Copy each line of the following material that has the string "genes".
══════════
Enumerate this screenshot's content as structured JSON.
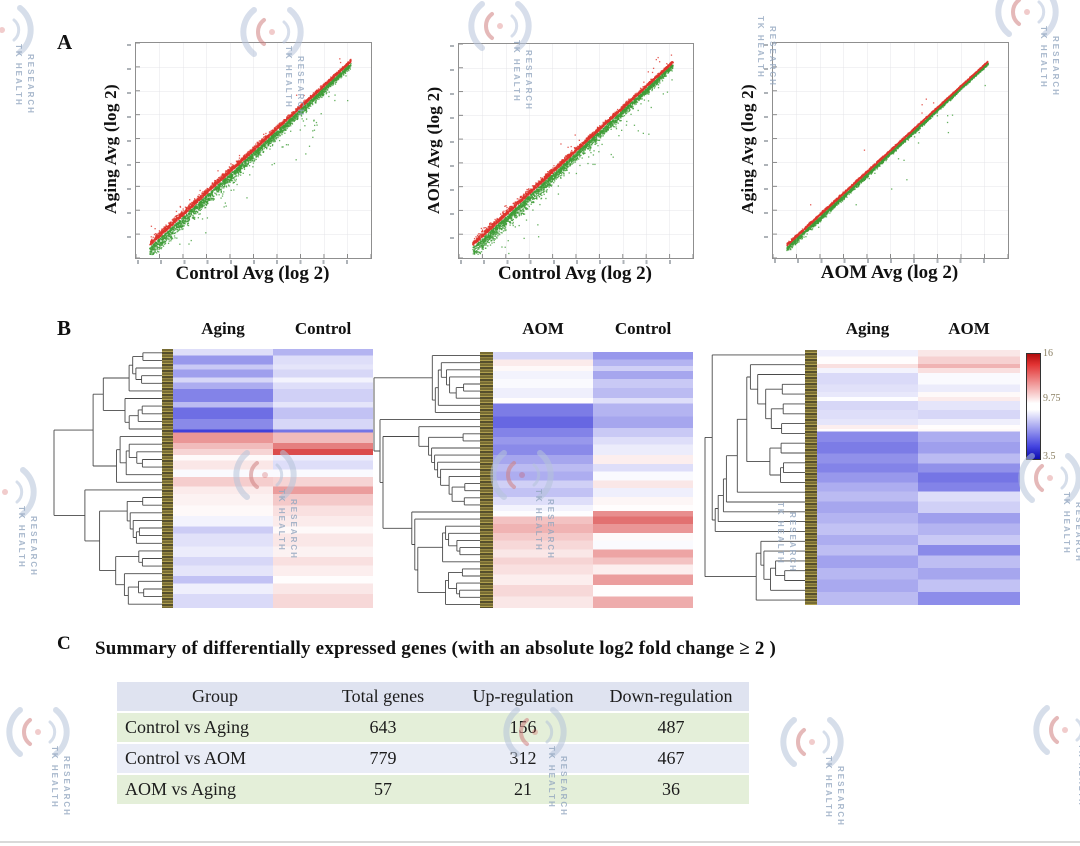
{
  "watermark": {
    "line1": "TK HEALTH",
    "line2": "RESEARCH"
  },
  "panels": {
    "a": "A",
    "b": "B",
    "c": "C"
  },
  "colorbar": {
    "labels": [
      "16",
      "9.75",
      "3.5"
    ],
    "top_color": "#b00d0d",
    "mid_color": "#ffffff",
    "bottom_color": "#0d0dae"
  },
  "chart_data": [
    {
      "id": "scatter-aging-vs-control",
      "type": "scatter",
      "xlabel": "Control Avg (log 2)",
      "ylabel": "Aging Avg (log 2)",
      "xlim": [
        2,
        18
      ],
      "ylim": [
        2,
        18
      ],
      "grid": true,
      "tick_labels_legible": false,
      "series": [
        {
          "name": "up-regulated",
          "color": "#dd342c",
          "relation": "above diagonal"
        },
        {
          "name": "down-regulated",
          "color": "#3f9c37",
          "relation": "below diagonal"
        }
      ],
      "n_points_per_series": 2600,
      "band_spread": 0.5,
      "outlier_fraction": 0.035,
      "seed": 101
    },
    {
      "id": "scatter-aom-vs-control",
      "type": "scatter",
      "xlabel": "Control Avg (log 2)",
      "ylabel": "AOM Avg (log 2)",
      "xlim": [
        2,
        18
      ],
      "ylim": [
        2,
        18
      ],
      "grid": true,
      "tick_labels_legible": false,
      "series": [
        {
          "name": "up-regulated",
          "color": "#dd342c",
          "relation": "above diagonal"
        },
        {
          "name": "down-regulated",
          "color": "#3f9c37",
          "relation": "below diagonal"
        }
      ],
      "n_points_per_series": 2600,
      "band_spread": 0.5,
      "outlier_fraction": 0.04,
      "seed": 202
    },
    {
      "id": "scatter-aging-vs-aom",
      "type": "scatter",
      "xlabel": "AOM Avg (log 2)",
      "ylabel": "Aging Avg (log 2)",
      "xlim": [
        2,
        18
      ],
      "ylim": [
        2,
        18
      ],
      "grid": true,
      "tick_labels_legible": false,
      "series": [
        {
          "name": "up-regulated",
          "color": "#dd342c",
          "relation": "above diagonal"
        },
        {
          "name": "down-regulated",
          "color": "#3f9c37",
          "relation": "below diagonal"
        }
      ],
      "n_points_per_series": 2600,
      "band_spread": 0.2,
      "outlier_fraction": 0.006,
      "seed": 303
    },
    {
      "id": "heatmap-aging-control",
      "type": "heatmap",
      "columns": [
        "Aging",
        "Control"
      ],
      "scale_min": 3.5,
      "scale_mid": 9.75,
      "scale_max": 16,
      "n_leaves": 34,
      "seed": 11,
      "rows": [
        [
          0.025,
          8.8,
          7.6
        ],
        [
          0.035,
          6.8,
          8.8
        ],
        [
          0.02,
          8.2,
          9.0
        ],
        [
          0.03,
          7.0,
          8.6
        ],
        [
          0.02,
          8.6,
          9.4
        ],
        [
          0.025,
          7.4,
          8.8
        ],
        [
          0.05,
          6.2,
          8.4
        ],
        [
          0.02,
          7.8,
          9.0
        ],
        [
          0.045,
          5.6,
          8.0
        ],
        [
          0.04,
          6.4,
          8.6
        ],
        [
          0.012,
          4.3,
          5.8
        ],
        [
          0.04,
          12.6,
          11.6
        ],
        [
          0.025,
          11.6,
          13.2
        ],
        [
          0.022,
          10.9,
          14.6
        ],
        [
          0.022,
          9.9,
          9.2
        ],
        [
          0.034,
          10.4,
          8.8
        ],
        [
          0.03,
          9.6,
          9.6
        ],
        [
          0.035,
          11.1,
          10.9
        ],
        [
          0.03,
          10.3,
          12.4
        ],
        [
          0.045,
          10.1,
          11.2
        ],
        [
          0.04,
          9.9,
          10.6
        ],
        [
          0.04,
          9.4,
          10.3
        ],
        [
          0.028,
          8.3,
          9.9
        ],
        [
          0.05,
          8.9,
          10.4
        ],
        [
          0.04,
          9.2,
          10.1
        ],
        [
          0.033,
          8.6,
          10.6
        ],
        [
          0.04,
          9.0,
          10.2
        ],
        [
          0.03,
          8.0,
          9.8
        ],
        [
          0.04,
          9.3,
          10.4
        ],
        [
          0.054,
          8.7,
          10.8
        ]
      ]
    },
    {
      "id": "heatmap-aom-control",
      "type": "heatmap",
      "columns": [
        "AOM",
        "Control"
      ],
      "scale_min": 3.5,
      "scale_mid": 9.75,
      "scale_max": 16,
      "n_leaves": 36,
      "seed": 22,
      "rows": [
        [
          0.03,
          8.6,
          6.8
        ],
        [
          0.025,
          10.3,
          7.6
        ],
        [
          0.02,
          9.9,
          8.4
        ],
        [
          0.03,
          9.4,
          7.2
        ],
        [
          0.035,
          9.6,
          8.2
        ],
        [
          0.04,
          9.3,
          7.8
        ],
        [
          0.022,
          9.8,
          8.8
        ],
        [
          0.05,
          6.0,
          7.6
        ],
        [
          0.045,
          5.4,
          7.2
        ],
        [
          0.035,
          6.2,
          8.2
        ],
        [
          0.03,
          6.8,
          8.8
        ],
        [
          0.04,
          6.4,
          9.2
        ],
        [
          0.035,
          7.2,
          10.2
        ],
        [
          0.03,
          7.8,
          8.8
        ],
        [
          0.035,
          7.4,
          9.6
        ],
        [
          0.03,
          8.4,
          10.4
        ],
        [
          0.035,
          8.0,
          9.3
        ],
        [
          0.03,
          8.8,
          10.0
        ],
        [
          0.025,
          9.4,
          9.8
        ],
        [
          0.02,
          9.7,
          12.8
        ],
        [
          0.03,
          11.4,
          13.6
        ],
        [
          0.035,
          11.8,
          12.6
        ],
        [
          0.03,
          11.2,
          9.9
        ],
        [
          0.035,
          10.8,
          9.6
        ],
        [
          0.03,
          10.4,
          12.2
        ],
        [
          0.028,
          10.9,
          11.4
        ],
        [
          0.04,
          10.6,
          10.2
        ],
        [
          0.04,
          10.2,
          12.4
        ],
        [
          0.045,
          10.8,
          9.8
        ],
        [
          0.045,
          10.4,
          12.0
        ]
      ]
    },
    {
      "id": "heatmap-aging-aom",
      "type": "heatmap",
      "columns": [
        "Aging",
        "AOM"
      ],
      "scale_min": 3.5,
      "scale_mid": 9.75,
      "scale_max": 16,
      "n_leaves": 26,
      "seed": 33,
      "rows": [
        [
          0.025,
          9.3,
          10.4
        ],
        [
          0.03,
          9.8,
          11.0
        ],
        [
          0.015,
          10.6,
          11.8
        ],
        [
          0.02,
          9.4,
          10.6
        ],
        [
          0.045,
          8.7,
          9.6
        ],
        [
          0.03,
          8.9,
          9.2
        ],
        [
          0.02,
          9.1,
          9.9
        ],
        [
          0.015,
          9.7,
          10.3
        ],
        [
          0.035,
          8.6,
          9.0
        ],
        [
          0.035,
          8.8,
          8.6
        ],
        [
          0.025,
          9.0,
          9.3
        ],
        [
          0.015,
          10.2,
          9.8
        ],
        [
          0.01,
          9.8,
          9.9
        ],
        [
          0.04,
          6.4,
          7.4
        ],
        [
          0.045,
          6.0,
          7.0
        ],
        [
          0.04,
          6.6,
          7.8
        ],
        [
          0.035,
          6.2,
          6.6
        ],
        [
          0.04,
          6.8,
          5.8
        ],
        [
          0.035,
          7.4,
          6.2
        ],
        [
          0.04,
          7.8,
          8.8
        ],
        [
          0.045,
          7.2,
          8.4
        ],
        [
          0.04,
          7.6,
          7.0
        ],
        [
          0.045,
          8.0,
          7.6
        ],
        [
          0.04,
          7.4,
          8.2
        ],
        [
          0.04,
          7.9,
          6.4
        ],
        [
          0.05,
          7.1,
          7.9
        ],
        [
          0.045,
          7.7,
          7.2
        ],
        [
          0.05,
          7.3,
          8.0
        ],
        [
          0.05,
          7.8,
          6.5
        ]
      ]
    },
    {
      "id": "summary-table",
      "type": "table",
      "title": "Summary of differentially expressed genes (with an absolute log2 fold change ≥ 2 )",
      "headers": [
        "Group",
        "Total genes",
        "Up-regulation",
        "Down-regulation"
      ],
      "rows": [
        [
          "Control vs Aging",
          "643",
          "156",
          "487"
        ],
        [
          "Control vs AOM",
          "779",
          "312",
          "467"
        ],
        [
          "AOM vs Aging",
          "57",
          "21",
          "36"
        ]
      ]
    }
  ]
}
══════════
▶ [Task response]
      "title": "Summary of differentially expressed genes (with an absolute log2 fold change ≥ 2 )",
        "Total genes",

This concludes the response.